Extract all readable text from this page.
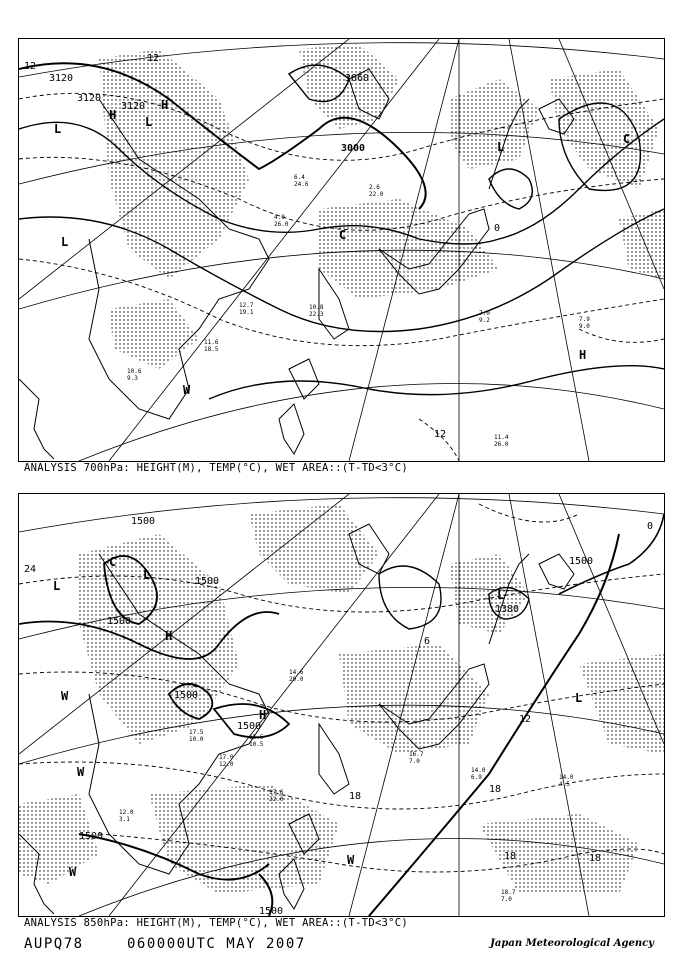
3120
3120
3120
3000
3060
12
12
12
0
L
L
L
L
H
H
W
H
C
C
11.4
26.0
7.9
9.0
7.0
9.2
10.6
9.3
11.6
18.5
4.0
26.0
12.7
19.1
6.4
24.6	2.6
22.0
10.8
22.3
ANALYSIS 700hPa: HEIGHT(M), TEMP(°C), WET AREA::(T-TD<3°C)
1500
1500
1500
1500
1500
1500
1500
1500
1380
24
18
18
18	18
12
6
0
L
L
L
L
H
H
W
W
W
W
C
14.0
6.9	14.0
4.5
17.5
10.0
17.0
12.0
15.5
10.5
14.6
20.0
16.7
7.0
18.7
7.0
17.6
22.0
12.0
3.1
ANALYSIS 850hPa: HEIGHT(M), TEMP(°C), WET AREA::(T-TD<3°C)
AUPQ78	060000UTC MAY 2007	Japan Meteorological Agency
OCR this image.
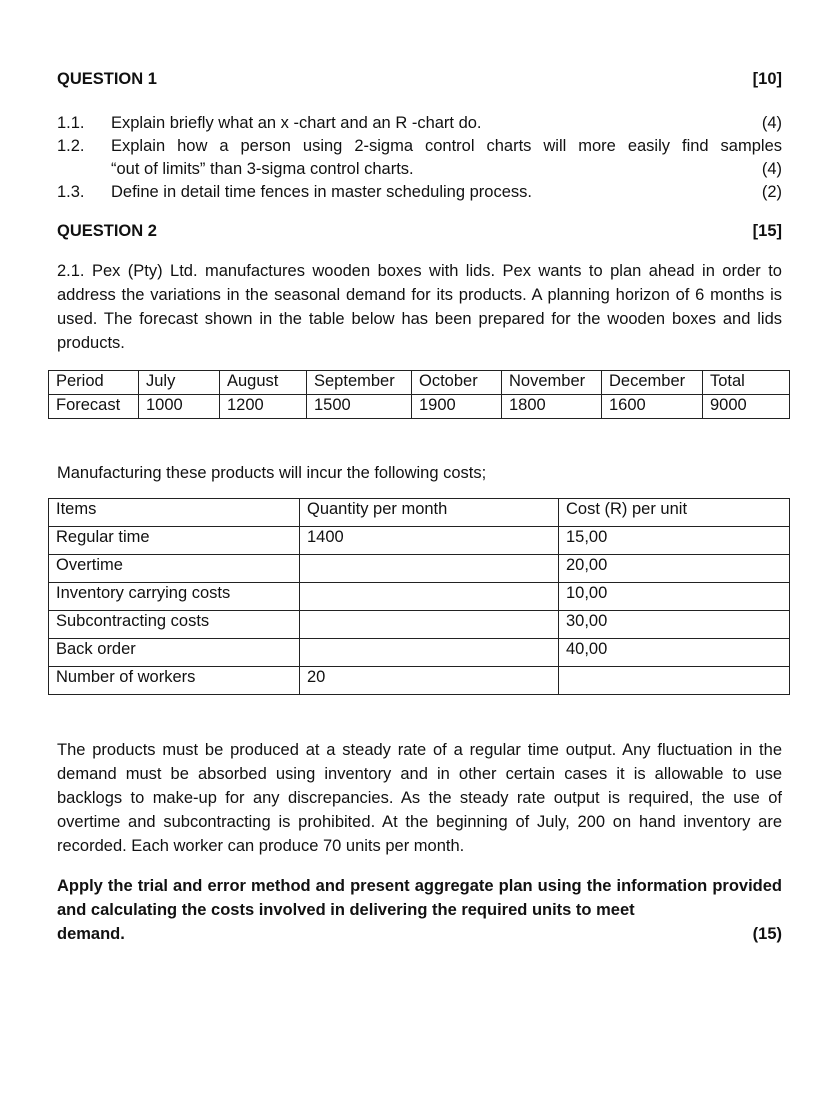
QUESTION 1	[10]
1.1. Explain briefly what an x -chart and an R -chart do.	(4)
1.2. Explain how a person using 2-sigma control charts will more easily find samples
“out of limits” than 3-sigma control charts.	(4)
1.3. Define in detail time fences in master scheduling process.	(2)
QUESTION 2	[15]
2.1. Pex (Pty) Ltd. manufactures wooden boxes with lids. Pex wants to plan ahead in order to address the variations in the seasonal demand for its products. A planning horizon of 6 months is used. The forecast shown in the table below has been prepared for the wooden boxes and lids products.
Period	July	August	September	October	November	December	Total
Forecast	1000	1200	1500	1900	1800	1600	9000
Manufacturing these products will incur the following costs;
Items	Quantity per month	Cost (R) per unit
Regular time	1400	15,00
Overtime		20,00
Inventory carrying costs		10,00
Subcontracting costs		30,00
Back order		40,00
Number of workers	20	
The products must be produced at a steady rate of a regular time output. Any fluctuation in the demand must be absorbed using inventory and in other certain cases it is allowable to use backlogs to make-up for any discrepancies. As the steady rate output is required, the use of overtime and subcontracting is prohibited. At the beginning of July, 200 on hand inventory are recorded. Each worker can produce 70 units per month.
Apply the trial and error method and present aggregate plan using the information provided and calculating the costs involved in delivering the required units to meet
demand.	(15)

**********

_Set exercise_.
Find the word "control" in the data and show each line that holds it.

_Expected answer_.
1.2. Explain how a person using 2-sigma control charts will more easily find samples
“out of limits” than 3-sigma control charts.	(4)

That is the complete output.